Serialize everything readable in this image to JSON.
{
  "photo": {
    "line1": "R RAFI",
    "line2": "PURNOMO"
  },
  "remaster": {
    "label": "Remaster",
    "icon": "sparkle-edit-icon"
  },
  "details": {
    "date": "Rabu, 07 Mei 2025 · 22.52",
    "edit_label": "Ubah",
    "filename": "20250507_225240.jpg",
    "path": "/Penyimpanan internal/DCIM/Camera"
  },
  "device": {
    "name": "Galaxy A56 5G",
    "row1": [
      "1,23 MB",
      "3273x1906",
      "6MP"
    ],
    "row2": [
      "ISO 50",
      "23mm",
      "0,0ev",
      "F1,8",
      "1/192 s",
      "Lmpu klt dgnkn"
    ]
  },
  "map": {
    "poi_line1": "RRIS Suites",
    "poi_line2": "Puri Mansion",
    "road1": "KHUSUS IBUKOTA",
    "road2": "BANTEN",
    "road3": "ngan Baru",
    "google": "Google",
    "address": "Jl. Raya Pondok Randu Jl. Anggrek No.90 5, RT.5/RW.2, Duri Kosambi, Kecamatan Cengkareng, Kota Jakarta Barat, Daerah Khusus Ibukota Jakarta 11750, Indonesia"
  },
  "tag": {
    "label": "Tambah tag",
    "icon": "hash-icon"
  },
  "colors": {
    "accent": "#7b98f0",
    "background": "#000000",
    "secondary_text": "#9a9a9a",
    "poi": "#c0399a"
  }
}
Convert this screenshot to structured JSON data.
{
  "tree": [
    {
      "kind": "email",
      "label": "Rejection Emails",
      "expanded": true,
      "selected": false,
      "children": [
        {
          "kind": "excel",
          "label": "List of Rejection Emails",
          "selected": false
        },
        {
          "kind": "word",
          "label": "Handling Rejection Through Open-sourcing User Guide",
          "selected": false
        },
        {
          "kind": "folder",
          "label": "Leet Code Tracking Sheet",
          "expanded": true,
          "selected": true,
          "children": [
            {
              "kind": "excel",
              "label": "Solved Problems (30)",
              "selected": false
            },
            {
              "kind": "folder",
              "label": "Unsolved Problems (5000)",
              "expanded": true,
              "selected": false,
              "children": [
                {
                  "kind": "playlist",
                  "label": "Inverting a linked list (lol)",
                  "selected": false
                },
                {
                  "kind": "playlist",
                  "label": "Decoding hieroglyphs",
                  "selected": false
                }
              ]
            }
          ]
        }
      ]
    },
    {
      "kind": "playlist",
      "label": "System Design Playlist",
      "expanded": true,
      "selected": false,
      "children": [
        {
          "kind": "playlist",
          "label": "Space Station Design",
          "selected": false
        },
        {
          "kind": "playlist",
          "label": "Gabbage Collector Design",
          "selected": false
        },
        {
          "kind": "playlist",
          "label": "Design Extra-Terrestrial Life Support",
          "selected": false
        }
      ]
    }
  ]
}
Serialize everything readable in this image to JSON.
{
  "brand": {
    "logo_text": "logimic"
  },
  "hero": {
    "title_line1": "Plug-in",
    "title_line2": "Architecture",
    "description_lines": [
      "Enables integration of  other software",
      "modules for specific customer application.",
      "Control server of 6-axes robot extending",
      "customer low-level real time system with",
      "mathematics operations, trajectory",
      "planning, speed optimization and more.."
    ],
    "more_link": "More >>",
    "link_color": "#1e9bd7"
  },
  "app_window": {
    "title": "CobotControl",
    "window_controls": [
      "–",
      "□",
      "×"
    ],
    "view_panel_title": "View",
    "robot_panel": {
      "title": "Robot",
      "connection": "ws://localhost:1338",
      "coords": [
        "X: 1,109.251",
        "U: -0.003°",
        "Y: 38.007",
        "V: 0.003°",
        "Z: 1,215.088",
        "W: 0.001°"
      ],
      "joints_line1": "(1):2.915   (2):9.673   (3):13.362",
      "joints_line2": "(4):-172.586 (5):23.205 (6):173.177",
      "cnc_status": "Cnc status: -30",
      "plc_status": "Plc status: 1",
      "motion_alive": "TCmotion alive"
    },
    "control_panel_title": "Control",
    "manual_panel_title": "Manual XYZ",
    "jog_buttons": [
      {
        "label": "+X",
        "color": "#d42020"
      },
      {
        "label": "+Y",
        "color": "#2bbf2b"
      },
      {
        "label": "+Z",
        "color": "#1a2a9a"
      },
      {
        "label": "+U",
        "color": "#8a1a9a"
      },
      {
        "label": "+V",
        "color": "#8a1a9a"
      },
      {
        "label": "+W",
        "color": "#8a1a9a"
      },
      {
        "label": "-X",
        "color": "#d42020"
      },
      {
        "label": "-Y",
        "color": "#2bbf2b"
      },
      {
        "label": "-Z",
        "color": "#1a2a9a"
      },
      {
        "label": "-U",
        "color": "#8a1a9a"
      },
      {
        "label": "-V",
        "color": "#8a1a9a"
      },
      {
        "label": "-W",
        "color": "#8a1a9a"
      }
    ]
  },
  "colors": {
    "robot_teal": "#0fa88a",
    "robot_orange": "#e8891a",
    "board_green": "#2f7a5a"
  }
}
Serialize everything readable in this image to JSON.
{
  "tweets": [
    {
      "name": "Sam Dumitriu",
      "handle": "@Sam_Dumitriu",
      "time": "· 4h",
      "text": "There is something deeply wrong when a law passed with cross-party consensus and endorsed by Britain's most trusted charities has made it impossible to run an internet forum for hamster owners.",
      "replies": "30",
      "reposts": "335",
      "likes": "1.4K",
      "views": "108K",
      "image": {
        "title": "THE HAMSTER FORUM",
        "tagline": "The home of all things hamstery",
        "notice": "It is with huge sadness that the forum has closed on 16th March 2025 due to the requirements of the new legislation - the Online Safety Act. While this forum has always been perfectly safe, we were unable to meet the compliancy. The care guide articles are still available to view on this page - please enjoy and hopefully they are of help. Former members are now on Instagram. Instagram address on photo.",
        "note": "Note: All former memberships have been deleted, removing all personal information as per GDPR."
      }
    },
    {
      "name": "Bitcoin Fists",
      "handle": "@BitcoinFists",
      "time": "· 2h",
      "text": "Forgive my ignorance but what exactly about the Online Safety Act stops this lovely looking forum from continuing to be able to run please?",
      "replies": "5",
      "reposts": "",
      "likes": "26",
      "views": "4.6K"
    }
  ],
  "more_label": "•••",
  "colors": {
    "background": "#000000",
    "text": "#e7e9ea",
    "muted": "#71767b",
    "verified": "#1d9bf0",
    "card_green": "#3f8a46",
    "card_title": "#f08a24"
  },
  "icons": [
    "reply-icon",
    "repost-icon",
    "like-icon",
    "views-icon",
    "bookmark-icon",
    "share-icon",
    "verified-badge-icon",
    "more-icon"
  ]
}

☆ ☆ ☆

Exercise objective —
Go through the material above and copy each line that has the word "Problems".

Response —
              "label": "Solved Problems (30)",
              "label": "Unsolved Problems (5000)",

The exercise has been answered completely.